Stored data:
==================================================

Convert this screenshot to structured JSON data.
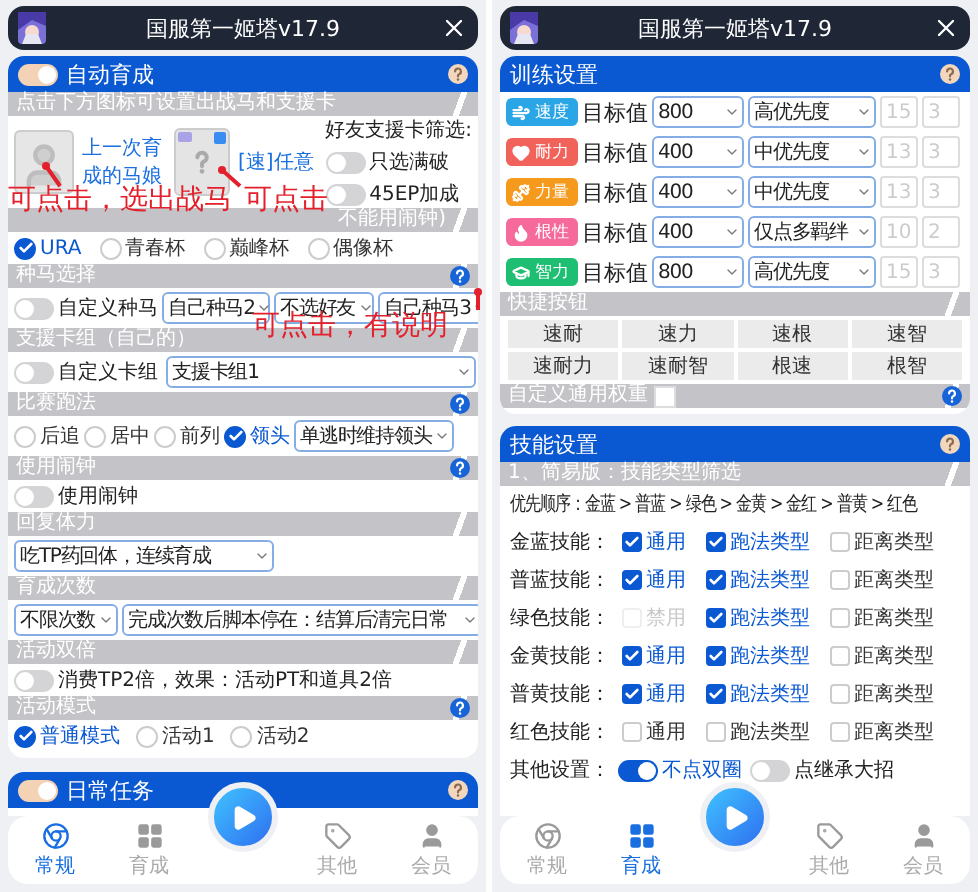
{
  "left_screen": {
    "title": "国服第一姬塔v17.9",
    "auto_header": {
      "label": "自动育成",
      "on": true,
      "help": true
    },
    "pick_hint": "点击下方图标可设置出战马和支援卡",
    "horse": {
      "label": "上一次育成的马娘"
    },
    "card": {
      "label": "[速]任意"
    },
    "friend_filter": {
      "title": "好友支援卡筛选:",
      "toggles": [
        {
          "label": "只选满破",
          "on": false
        },
        {
          "label": "45EP加成",
          "on": false
        }
      ]
    },
    "mode_header": "不能用闹钟)",
    "modes": [
      {
        "label": "URA",
        "selected": true
      },
      {
        "label": "青春杯",
        "selected": false
      },
      {
        "label": "巅峰杯",
        "selected": false
      },
      {
        "label": "偶像杯",
        "selected": false
      }
    ],
    "breed": {
      "header": "种马选择",
      "help": true,
      "toggle": {
        "label": "自定义种马",
        "on": false
      },
      "selects": [
        "自己种马2",
        "不选好友",
        "自己种马3"
      ]
    },
    "deck": {
      "header": "支援卡组（自己的）",
      "toggle": {
        "label": "自定义卡组",
        "on": false
      },
      "select": "支援卡组1"
    },
    "strategy": {
      "header": "比赛跑法",
      "help": true,
      "options": [
        {
          "label": "后追",
          "selected": false
        },
        {
          "label": "居中",
          "selected": false
        },
        {
          "label": "前列",
          "selected": false
        },
        {
          "label": "领头",
          "selected": true
        }
      ],
      "select": "单逃时维持领头"
    },
    "alarm": {
      "header": "使用闹钟",
      "help": true,
      "toggle": {
        "label": "使用闹钟",
        "on": false
      }
    },
    "stamina": {
      "header": "回复体力",
      "select": "吃TP药回体，连续育成"
    },
    "count": {
      "header": "育成次数",
      "selects": [
        "不限次数",
        "完成次数后脚本停在：结算后清完日常"
      ]
    },
    "double": {
      "header": "活动双倍",
      "toggle": {
        "label": "消费TP2倍，效果：活动PT和道具2倍",
        "on": false
      }
    },
    "event": {
      "header": "活动模式",
      "help": true,
      "options": [
        {
          "label": "普通模式",
          "selected": true
        },
        {
          "label": "活动1",
          "selected": false
        },
        {
          "label": "活动2",
          "selected": false
        }
      ]
    },
    "daily": {
      "label": "日常任务",
      "on": true,
      "help": true
    },
    "annotations": [
      "可点击，选出战马",
      "可点击",
      "可点击，有说明"
    ],
    "nav": [
      {
        "label": "常规",
        "kind": "browser",
        "selected": true
      },
      {
        "label": "育成",
        "kind": "grid",
        "selected": false
      },
      {
        "label": "其他",
        "kind": "tag",
        "selected": false
      },
      {
        "label": "会员",
        "kind": "user",
        "selected": false
      }
    ]
  },
  "right_screen": {
    "title": "国服第一姬塔v17.9",
    "training": {
      "header": "训练设置",
      "help": true,
      "rows": [
        {
          "stat": "速度",
          "kind": "speed",
          "color": "#2aa6e6",
          "label": "目标值",
          "target": "800",
          "priority": "高优先度",
          "values": [
            "15",
            "3"
          ]
        },
        {
          "stat": "耐力",
          "kind": "stamina",
          "color": "#f0625a",
          "label": "目标值",
          "target": "400",
          "priority": "中优先度",
          "values": [
            "13",
            "3"
          ]
        },
        {
          "stat": "力量",
          "kind": "power",
          "color": "#f59a1c",
          "label": "目标值",
          "target": "400",
          "priority": "中优先度",
          "values": [
            "13",
            "3"
          ]
        },
        {
          "stat": "根性",
          "kind": "guts",
          "color": "#f56a9a",
          "label": "目标值",
          "target": "400",
          "priority": "仅点多羁绊",
          "values": [
            "10",
            "2"
          ]
        },
        {
          "stat": "智力",
          "kind": "wit",
          "color": "#1fbf73",
          "label": "目标值",
          "target": "800",
          "priority": "高优先度",
          "values": [
            "15",
            "3"
          ]
        }
      ]
    },
    "quick": {
      "header": "快捷按钮",
      "buttons": [
        "速耐",
        "速力",
        "速根",
        "速智",
        "速耐力",
        "速耐智",
        "根速",
        "根智"
      ]
    },
    "weight": {
      "label": "自定义通用权重",
      "checked": false,
      "help": true
    },
    "skills": {
      "header": "技能设置",
      "help": true,
      "subheader": "1、简易版：技能类型筛选",
      "order": "优先顺序：金蓝 > 普蓝 > 绿色 > 金黄 > 金红 > 普黄 > 红色",
      "rows": [
        {
          "label": "金蓝技能：",
          "options": [
            {
              "label": "通用",
              "checked": true,
              "disabled": false
            },
            {
              "label": "跑法类型",
              "checked": true,
              "disabled": false
            },
            {
              "label": "距离类型",
              "checked": false,
              "disabled": false
            }
          ]
        },
        {
          "label": "普蓝技能：",
          "options": [
            {
              "label": "通用",
              "checked": true,
              "disabled": false
            },
            {
              "label": "跑法类型",
              "checked": true,
              "disabled": false
            },
            {
              "label": "距离类型",
              "checked": false,
              "disabled": false
            }
          ]
        },
        {
          "label": "绿色技能：",
          "options": [
            {
              "label": "禁用",
              "checked": false,
              "disabled": true
            },
            {
              "label": "跑法类型",
              "checked": true,
              "disabled": false
            },
            {
              "label": "距离类型",
              "checked": false,
              "disabled": false
            }
          ]
        },
        {
          "label": "金黄技能：",
          "options": [
            {
              "label": "通用",
              "checked": true,
              "disabled": false
            },
            {
              "label": "跑法类型",
              "checked": true,
              "disabled": false
            },
            {
              "label": "距离类型",
              "checked": false,
              "disabled": false
            }
          ]
        },
        {
          "label": "普黄技能：",
          "options": [
            {
              "label": "通用",
              "checked": true,
              "disabled": false
            },
            {
              "label": "跑法类型",
              "checked": true,
              "disabled": false
            },
            {
              "label": "距离类型",
              "checked": false,
              "disabled": false
            }
          ]
        },
        {
          "label": "红色技能：",
          "options": [
            {
              "label": "通用",
              "checked": false,
              "disabled": false
            },
            {
              "label": "跑法类型",
              "checked": false,
              "disabled": false
            },
            {
              "label": "距离类型",
              "checked": false,
              "disabled": false
            }
          ]
        }
      ]
    },
    "other": {
      "label": "其他设置：",
      "toggles": [
        {
          "label": "不点双圈",
          "on": true
        },
        {
          "label": "点继承大招",
          "on": false
        }
      ]
    },
    "nav": [
      {
        "label": "常规",
        "kind": "browser",
        "selected": false
      },
      {
        "label": "育成",
        "kind": "grid",
        "selected": true
      },
      {
        "label": "其他",
        "kind": "tag",
        "selected": false
      },
      {
        "label": "会员",
        "kind": "user",
        "selected": false
      }
    ]
  }
}
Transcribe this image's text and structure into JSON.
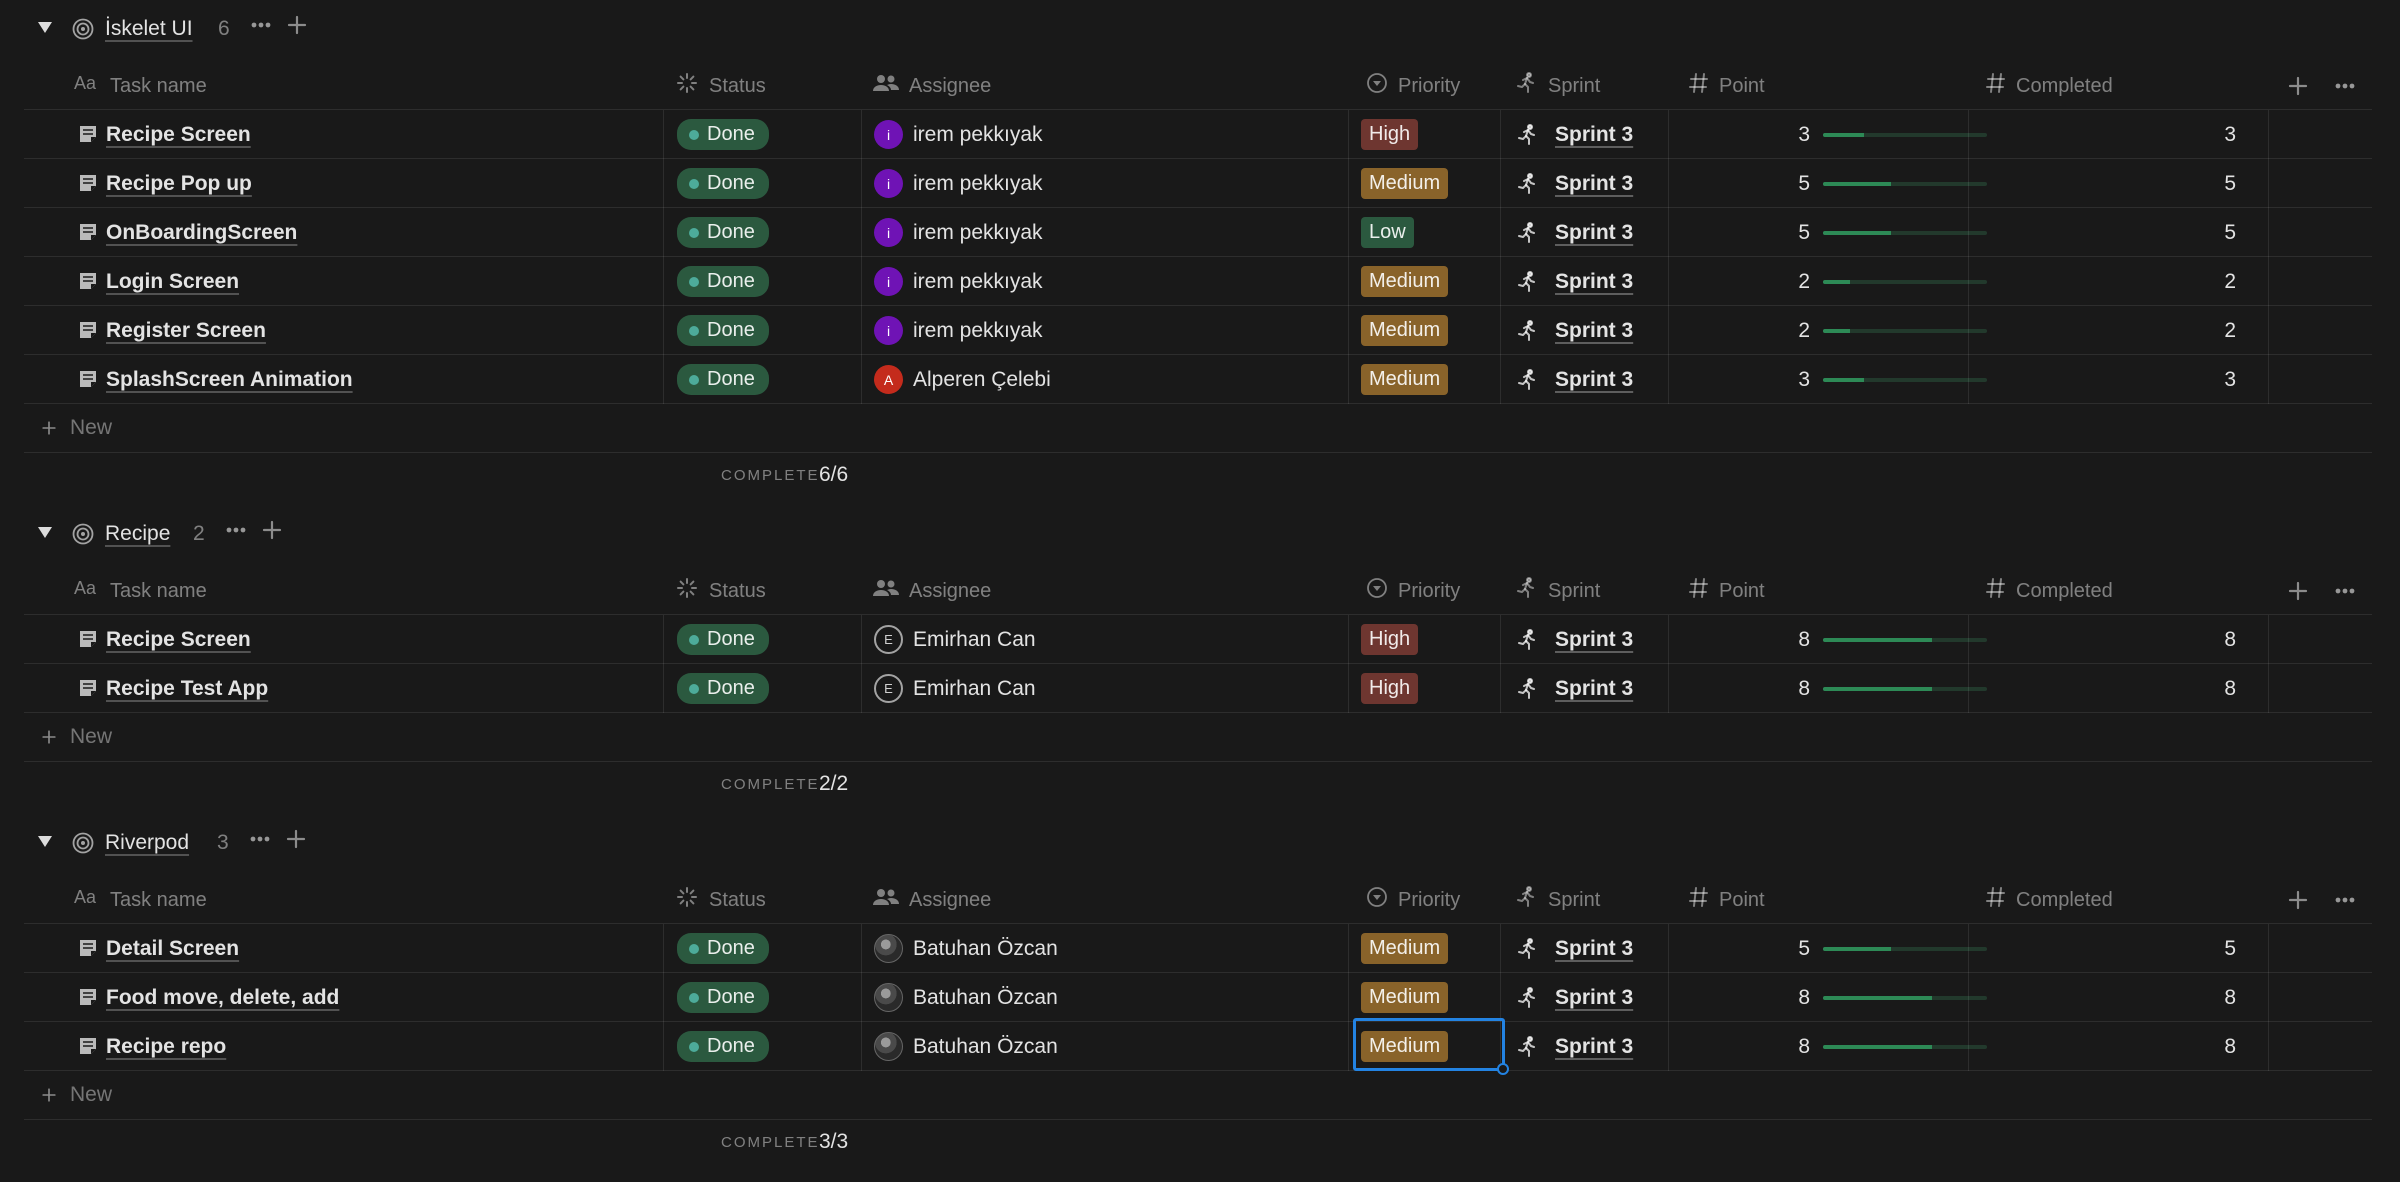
{
  "columns": {
    "task_name": "Task name",
    "status": "Status",
    "assignee": "Assignee",
    "priority": "Priority",
    "sprint": "Sprint",
    "point": "Point",
    "completed": "Completed"
  },
  "icons": {
    "group": "target-icon",
    "task": "document-icon",
    "sprint": "running-person-icon",
    "title_column": "Aa",
    "number_column": "#"
  },
  "colors": {
    "status_done": "#2b593f",
    "priority_high": "#6e3630",
    "priority_medium": "#89632a",
    "priority_low": "#2b593f",
    "progress": "#2d8a56",
    "selection": "#2383e2"
  },
  "new_label": "New",
  "calc_label": "COMPLETE",
  "progress_max": 12,
  "groups": [
    {
      "title": "İskelet UI",
      "count": "6",
      "complete": "6/6",
      "rows": [
        {
          "name": "Recipe Screen",
          "status": "Done",
          "avatar": "i",
          "avatar_style": "purple",
          "assignee": "irem pekkıyak",
          "priority": "High",
          "sprint": "Sprint 3",
          "point": "3",
          "completed": "3"
        },
        {
          "name": "Recipe Pop up",
          "status": "Done",
          "avatar": "i",
          "avatar_style": "purple",
          "assignee": "irem pekkıyak",
          "priority": "Medium",
          "sprint": "Sprint 3",
          "point": "5",
          "completed": "5"
        },
        {
          "name": "OnBoardingScreen",
          "status": "Done",
          "avatar": "i",
          "avatar_style": "purple",
          "assignee": "irem pekkıyak",
          "priority": "Low",
          "sprint": "Sprint 3",
          "point": "5",
          "completed": "5"
        },
        {
          "name": "Login Screen",
          "status": "Done",
          "avatar": "i",
          "avatar_style": "purple",
          "assignee": "irem pekkıyak",
          "priority": "Medium",
          "sprint": "Sprint 3",
          "point": "2",
          "completed": "2"
        },
        {
          "name": "Register Screen",
          "status": "Done",
          "avatar": "i",
          "avatar_style": "purple",
          "assignee": "irem pekkıyak",
          "priority": "Medium",
          "sprint": "Sprint 3",
          "point": "2",
          "completed": "2"
        },
        {
          "name": "SplashScreen Animation",
          "status": "Done",
          "avatar": "A",
          "avatar_style": "red",
          "assignee": "Alperen Çelebi",
          "priority": "Medium",
          "sprint": "Sprint 3",
          "point": "3",
          "completed": "3"
        }
      ]
    },
    {
      "title": "Recipe",
      "count": "2",
      "complete": "2/2",
      "rows": [
        {
          "name": "Recipe Screen",
          "status": "Done",
          "avatar": "E",
          "avatar_style": "outline",
          "assignee": "Emirhan Can",
          "priority": "High",
          "sprint": "Sprint 3",
          "point": "8",
          "completed": "8"
        },
        {
          "name": "Recipe Test App",
          "status": "Done",
          "avatar": "E",
          "avatar_style": "outline",
          "assignee": "Emirhan Can",
          "priority": "High",
          "sprint": "Sprint 3",
          "point": "8",
          "completed": "8"
        }
      ]
    },
    {
      "title": "Riverpod",
      "count": "3",
      "complete": "3/3",
      "rows": [
        {
          "name": "Detail Screen",
          "status": "Done",
          "avatar": "",
          "avatar_style": "photo",
          "assignee": "Batuhan Özcan",
          "priority": "Medium",
          "sprint": "Sprint 3",
          "point": "5",
          "completed": "5"
        },
        {
          "name": "Food move, delete, add",
          "status": "Done",
          "avatar": "",
          "avatar_style": "photo",
          "assignee": "Batuhan Özcan",
          "priority": "Medium",
          "sprint": "Sprint 3",
          "point": "8",
          "completed": "8"
        },
        {
          "name": "Recipe repo",
          "status": "Done",
          "avatar": "",
          "avatar_style": "photo",
          "assignee": "Batuhan Özcan",
          "priority": "Medium",
          "sprint": "Sprint 3",
          "point": "8",
          "completed": "8"
        }
      ]
    }
  ]
}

==================================================

• What the task asks
Return each line in the records that holds the string "Recipe".

• Result for this exercise
          "name": "Recipe Screen",
          "name": "Recipe Pop up",
      "title": "Recipe",
          "name": "Recipe Screen",
          "name": "Recipe Test App",
          "name": "Recipe repo",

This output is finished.